Write each entry out again exactly, with nothing omitted.
** Listed records follows **
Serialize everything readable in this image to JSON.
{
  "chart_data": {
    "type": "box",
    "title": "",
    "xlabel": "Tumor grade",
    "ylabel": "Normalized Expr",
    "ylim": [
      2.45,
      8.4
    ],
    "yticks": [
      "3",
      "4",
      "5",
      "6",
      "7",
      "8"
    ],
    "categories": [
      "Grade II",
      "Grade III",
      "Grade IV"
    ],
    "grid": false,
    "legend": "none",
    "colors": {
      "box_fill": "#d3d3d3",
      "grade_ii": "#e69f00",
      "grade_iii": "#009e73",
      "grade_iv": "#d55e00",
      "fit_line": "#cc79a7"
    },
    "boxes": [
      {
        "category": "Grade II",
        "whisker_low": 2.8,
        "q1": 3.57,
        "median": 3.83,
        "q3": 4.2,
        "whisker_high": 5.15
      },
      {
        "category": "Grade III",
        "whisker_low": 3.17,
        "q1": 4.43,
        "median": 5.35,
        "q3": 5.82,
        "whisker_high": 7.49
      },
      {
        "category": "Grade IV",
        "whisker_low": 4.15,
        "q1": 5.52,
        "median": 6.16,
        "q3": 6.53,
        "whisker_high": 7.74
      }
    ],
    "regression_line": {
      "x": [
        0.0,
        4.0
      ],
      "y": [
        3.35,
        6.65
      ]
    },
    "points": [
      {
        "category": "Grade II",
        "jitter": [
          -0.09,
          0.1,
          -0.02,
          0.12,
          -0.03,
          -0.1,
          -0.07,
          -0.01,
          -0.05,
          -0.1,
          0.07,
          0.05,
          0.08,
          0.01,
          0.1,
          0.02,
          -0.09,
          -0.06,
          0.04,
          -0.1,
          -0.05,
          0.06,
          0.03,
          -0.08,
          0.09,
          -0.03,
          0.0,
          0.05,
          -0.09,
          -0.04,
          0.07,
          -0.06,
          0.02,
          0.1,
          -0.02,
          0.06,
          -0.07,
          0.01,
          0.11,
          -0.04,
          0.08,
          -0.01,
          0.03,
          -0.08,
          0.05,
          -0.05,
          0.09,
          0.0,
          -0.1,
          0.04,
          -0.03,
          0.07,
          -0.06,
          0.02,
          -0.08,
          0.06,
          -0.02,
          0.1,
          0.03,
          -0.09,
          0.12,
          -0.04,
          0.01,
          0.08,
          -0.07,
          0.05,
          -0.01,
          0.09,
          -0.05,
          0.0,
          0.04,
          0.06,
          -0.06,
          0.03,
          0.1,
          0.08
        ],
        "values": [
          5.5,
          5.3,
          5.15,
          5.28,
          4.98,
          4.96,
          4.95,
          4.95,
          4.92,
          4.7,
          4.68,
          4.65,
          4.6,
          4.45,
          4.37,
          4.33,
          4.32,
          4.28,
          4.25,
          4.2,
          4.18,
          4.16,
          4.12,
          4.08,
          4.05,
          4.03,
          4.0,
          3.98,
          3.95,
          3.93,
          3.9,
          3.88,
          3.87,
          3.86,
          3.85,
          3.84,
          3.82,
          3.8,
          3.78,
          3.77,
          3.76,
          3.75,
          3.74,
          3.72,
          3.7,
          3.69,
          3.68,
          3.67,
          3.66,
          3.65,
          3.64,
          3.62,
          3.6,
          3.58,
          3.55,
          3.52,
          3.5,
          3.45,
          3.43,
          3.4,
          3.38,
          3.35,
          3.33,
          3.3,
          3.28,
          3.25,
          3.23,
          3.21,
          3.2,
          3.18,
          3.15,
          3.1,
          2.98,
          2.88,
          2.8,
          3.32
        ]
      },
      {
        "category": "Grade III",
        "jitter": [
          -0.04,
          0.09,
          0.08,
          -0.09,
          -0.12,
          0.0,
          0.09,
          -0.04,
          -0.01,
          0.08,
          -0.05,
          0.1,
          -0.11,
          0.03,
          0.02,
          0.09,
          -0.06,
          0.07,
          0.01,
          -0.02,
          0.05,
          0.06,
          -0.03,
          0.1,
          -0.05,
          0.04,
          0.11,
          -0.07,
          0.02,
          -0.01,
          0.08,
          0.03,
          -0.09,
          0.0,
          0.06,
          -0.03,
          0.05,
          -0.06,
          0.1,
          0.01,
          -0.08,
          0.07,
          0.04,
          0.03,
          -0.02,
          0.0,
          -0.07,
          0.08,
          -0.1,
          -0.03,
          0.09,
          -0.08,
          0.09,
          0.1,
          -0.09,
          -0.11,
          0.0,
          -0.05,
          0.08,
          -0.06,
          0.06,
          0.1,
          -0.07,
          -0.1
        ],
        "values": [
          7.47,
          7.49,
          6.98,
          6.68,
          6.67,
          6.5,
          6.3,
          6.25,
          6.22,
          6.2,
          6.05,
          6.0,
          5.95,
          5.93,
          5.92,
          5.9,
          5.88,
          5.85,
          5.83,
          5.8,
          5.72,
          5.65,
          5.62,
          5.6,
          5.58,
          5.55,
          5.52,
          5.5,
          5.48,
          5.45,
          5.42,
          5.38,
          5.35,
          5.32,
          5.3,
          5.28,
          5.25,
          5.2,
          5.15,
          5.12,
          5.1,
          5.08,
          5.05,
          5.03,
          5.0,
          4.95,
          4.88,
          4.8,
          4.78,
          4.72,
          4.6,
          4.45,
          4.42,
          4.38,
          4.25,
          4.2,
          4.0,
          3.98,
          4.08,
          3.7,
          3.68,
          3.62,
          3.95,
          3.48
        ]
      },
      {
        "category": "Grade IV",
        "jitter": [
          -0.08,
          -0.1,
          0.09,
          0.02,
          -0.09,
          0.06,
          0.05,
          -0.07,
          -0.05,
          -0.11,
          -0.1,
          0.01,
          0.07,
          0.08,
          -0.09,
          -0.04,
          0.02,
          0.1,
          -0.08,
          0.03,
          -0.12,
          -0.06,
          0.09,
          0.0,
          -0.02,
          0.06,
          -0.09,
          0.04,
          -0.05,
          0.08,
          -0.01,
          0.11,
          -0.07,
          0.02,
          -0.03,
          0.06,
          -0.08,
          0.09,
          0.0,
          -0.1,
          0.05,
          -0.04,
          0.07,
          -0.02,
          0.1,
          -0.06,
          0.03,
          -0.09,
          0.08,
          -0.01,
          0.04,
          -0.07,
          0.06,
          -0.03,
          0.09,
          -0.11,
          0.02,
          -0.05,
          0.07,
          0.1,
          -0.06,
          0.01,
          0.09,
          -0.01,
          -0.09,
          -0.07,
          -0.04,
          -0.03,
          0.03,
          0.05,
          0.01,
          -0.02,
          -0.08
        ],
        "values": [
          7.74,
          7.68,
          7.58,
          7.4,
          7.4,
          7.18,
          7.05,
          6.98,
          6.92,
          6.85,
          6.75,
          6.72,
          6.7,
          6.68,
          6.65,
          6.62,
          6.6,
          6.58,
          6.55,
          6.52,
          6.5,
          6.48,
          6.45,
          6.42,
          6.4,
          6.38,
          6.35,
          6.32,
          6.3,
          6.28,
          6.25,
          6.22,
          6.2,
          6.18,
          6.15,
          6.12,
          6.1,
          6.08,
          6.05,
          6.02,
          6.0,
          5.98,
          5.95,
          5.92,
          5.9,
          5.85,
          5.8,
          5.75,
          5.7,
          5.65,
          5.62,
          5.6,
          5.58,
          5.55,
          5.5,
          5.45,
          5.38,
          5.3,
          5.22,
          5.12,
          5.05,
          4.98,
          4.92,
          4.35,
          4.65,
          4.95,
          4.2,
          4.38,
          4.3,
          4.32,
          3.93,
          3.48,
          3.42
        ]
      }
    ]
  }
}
** End of Listed records **
#### Reply
Serialize everything readable in this image to JSON.
{
  "chart_data": {
    "type": "box",
    "title": "",
    "xlabel": "Tumor grade",
    "ylabel": "Normalized Expr",
    "ylim": [
      2.45,
      8.4
    ],
    "yticks": [
      "3",
      "4",
      "5",
      "6",
      "7",
      "8"
    ],
    "categories": [
      "Grade II",
      "Grade III",
      "Grade IV"
    ],
    "grid": false,
    "legend": "none",
    "colors": {
      "box_fill": "#d3d3d3",
      "grade_ii": "#e69f00",
      "grade_iii": "#009e73",
      "grade_iv": "#d55e00",
      "fit_line": "#cc79a7"
    },
    "boxes": [
      {
        "category": "Grade II",
        "whisker_low": 2.8,
        "q1": 3.57,
        "median": 3.83,
        "q3": 4.2,
        "whisker_high": 5.15
      },
      {
        "category": "Grade III",
        "whisker_low": 3.17,
        "q1": 4.43,
        "median": 5.35,
        "q3": 5.82,
        "whisker_high": 7.49
      },
      {
        "category": "Grade IV",
        "whisker_low": 4.15,
        "q1": 5.52,
        "median": 6.16,
        "q3": 6.53,
        "whisker_high": 7.74
      }
    ],
    "regression_line": {
      "x": [
        0.0,
        4.0
      ],
      "y": [
        3.35,
        6.65
      ]
    },
    "points": [
      {
        "category": "Grade II",
        "jitter": [
          -0.09,
          0.1,
          -0.02,
          0.12,
          -0.03,
          -0.1,
          -0.07,
          -0.01,
          -0.05,
          -0.1,
          0.07,
          0.05,
          0.08,
          0.01,
          0.1,
          0.02,
          -0.09,
          -0.06,
          0.04,
          -0.1,
          -0.05,
          0.06,
          0.03,
          -0.08,
          0.09,
          -0.03,
          0.0,
          0.05,
          -0.09,
          -0.04,
          0.07,
          -0.06,
          0.02,
          0.1,
          -0.02,
          0.06,
          -0.07,
          0.01,
          0.11,
          -0.04,
          0.08,
          -0.01,
          0.03,
          -0.08,
          0.05,
          -0.05,
          0.09,
          0.0,
          -0.1,
          0.04,
          -0.03,
          0.07,
          -0.06,
          0.02,
          -0.08,
          0.06,
          -0.02,
          0.1,
          0.03,
          -0.09,
          0.12,
          -0.04,
          0.01,
          0.08,
          -0.07,
          0.05,
          -0.01,
          0.09,
          -0.05,
          0.0,
          0.04,
          0.06,
          -0.06,
          0.03,
          0.1,
          0.08
        ],
        "values": [
          5.5,
          5.3,
          5.15,
          5.28,
          4.98,
          4.96,
          4.95,
          4.95,
          4.92,
          4.7,
          4.68,
          4.65,
          4.6,
          4.45,
          4.37,
          4.33,
          4.32,
          4.28,
          4.25,
          4.2,
          4.18,
          4.16,
          4.12,
          4.08,
          4.05,
          4.03,
          4.0,
          3.98,
          3.95,
          3.93,
          3.9,
          3.88,
          3.87,
          3.86,
          3.85,
          3.84,
          3.82,
          3.8,
          3.78,
          3.77,
          3.76,
          3.75,
          3.74,
          3.72,
          3.7,
          3.69,
          3.68,
          3.67,
          3.66,
          3.65,
          3.64,
          3.62,
          3.6,
          3.58,
          3.55,
          3.52,
          3.5,
          3.45,
          3.43,
          3.4,
          3.38,
          3.35,
          3.33,
          3.3,
          3.28,
          3.25,
          3.23,
          3.21,
          3.2,
          3.18,
          3.15,
          3.1,
          2.98,
          2.88,
          2.8,
          3.32
        ]
      },
      {
        "category": "Grade III",
        "jitter": [
          -0.04,
          0.09,
          0.08,
          -0.09,
          -0.12,
          0.0,
          0.09,
          -0.04,
          -0.01,
          0.08,
          -0.05,
          0.1,
          -0.11,
          0.03,
          0.02,
          0.09,
          -0.06,
          0.07,
          0.01,
          -0.02,
          0.05,
          0.06,
          -0.03,
          0.1,
          -0.05,
          0.04,
          0.11,
          -0.07,
          0.02,
          -0.01,
          0.08,
          0.03,
          -0.09,
          0.0,
          0.06,
          -0.03,
          0.05,
          -0.06,
          0.1,
          0.01,
          -0.08,
          0.07,
          0.04,
          0.03,
          -0.02,
          0.0,
          -0.07,
          0.08,
          -0.1,
          -0.03,
          0.09,
          -0.08,
          0.09,
          0.1,
          -0.09,
          -0.11,
          0.0,
          -0.05,
          0.08,
          -0.06,
          0.06,
          0.1,
          -0.07,
          -0.1
        ],
        "values": [
          7.47,
          7.49,
          6.98,
          6.68,
          6.67,
          6.5,
          6.3,
          6.25,
          6.22,
          6.2,
          6.05,
          6.0,
          5.95,
          5.93,
          5.92,
          5.9,
          5.88,
          5.85,
          5.83,
          5.8,
          5.72,
          5.65,
          5.62,
          5.6,
          5.58,
          5.55,
          5.52,
          5.5,
          5.48,
          5.45,
          5.42,
          5.38,
          5.35,
          5.32,
          5.3,
          5.28,
          5.25,
          5.2,
          5.15,
          5.12,
          5.1,
          5.08,
          5.05,
          5.03,
          5.0,
          4.95,
          4.88,
          4.8,
          4.78,
          4.72,
          4.6,
          4.45,
          4.42,
          4.38,
          4.25,
          4.2,
          4.0,
          3.98,
          4.08,
          3.7,
          3.68,
          3.62,
          3.95,
          3.48
        ]
      },
      {
        "category": "Grade IV",
        "jitter": [
          -0.08,
          -0.1,
          0.09,
          0.02,
          -0.09,
          0.06,
          0.05,
          -0.07,
          -0.05,
          -0.11,
          -0.1,
          0.01,
          0.07,
          0.08,
          -0.09,
          -0.04,
          0.02,
          0.1,
          -0.08,
          0.03,
          -0.12,
          -0.06,
          0.09,
          0.0,
          -0.02,
          0.06,
          -0.09,
          0.04,
          -0.05,
          0.08,
          -0.01,
          0.11,
          -0.07,
          0.02,
          -0.03,
          0.06,
          -0.08,
          0.09,
          0.0,
          -0.1,
          0.05,
          -0.04,
          0.07,
          -0.02,
          0.1,
          -0.06,
          0.03,
          -0.09,
          0.08,
          -0.01,
          0.04,
          -0.07,
          0.06,
          -0.03,
          0.09,
          -0.11,
          0.02,
          -0.05,
          0.07,
          0.1,
          -0.06,
          0.01,
          0.09,
          -0.01,
          -0.09,
          -0.07,
          -0.04,
          -0.03,
          0.03,
          0.05,
          0.01,
          -0.02,
          -0.08
        ],
        "values": [
          7.74,
          7.68,
          7.58,
          7.4,
          7.4,
          7.18,
          7.05,
          6.98,
          6.92,
          6.85,
          6.75,
          6.72,
          6.7,
          6.68,
          6.65,
          6.62,
          6.6,
          6.58,
          6.55,
          6.52,
          6.5,
          6.48,
          6.45,
          6.42,
          6.4,
          6.38,
          6.35,
          6.32,
          6.3,
          6.28,
          6.25,
          6.22,
          6.2,
          6.18,
          6.15,
          6.12,
          6.1,
          6.08,
          6.05,
          6.02,
          6.0,
          5.98,
          5.95,
          5.92,
          5.9,
          5.85,
          5.8,
          5.75,
          5.7,
          5.65,
          5.62,
          5.6,
          5.58,
          5.55,
          5.5,
          5.45,
          5.38,
          5.3,
          5.22,
          5.12,
          5.05,
          4.98,
          4.92,
          4.35,
          4.65,
          4.95,
          4.2,
          4.38,
          4.3,
          4.32,
          3.93,
          3.48,
          3.42
        ]
      }
    ]
  }
}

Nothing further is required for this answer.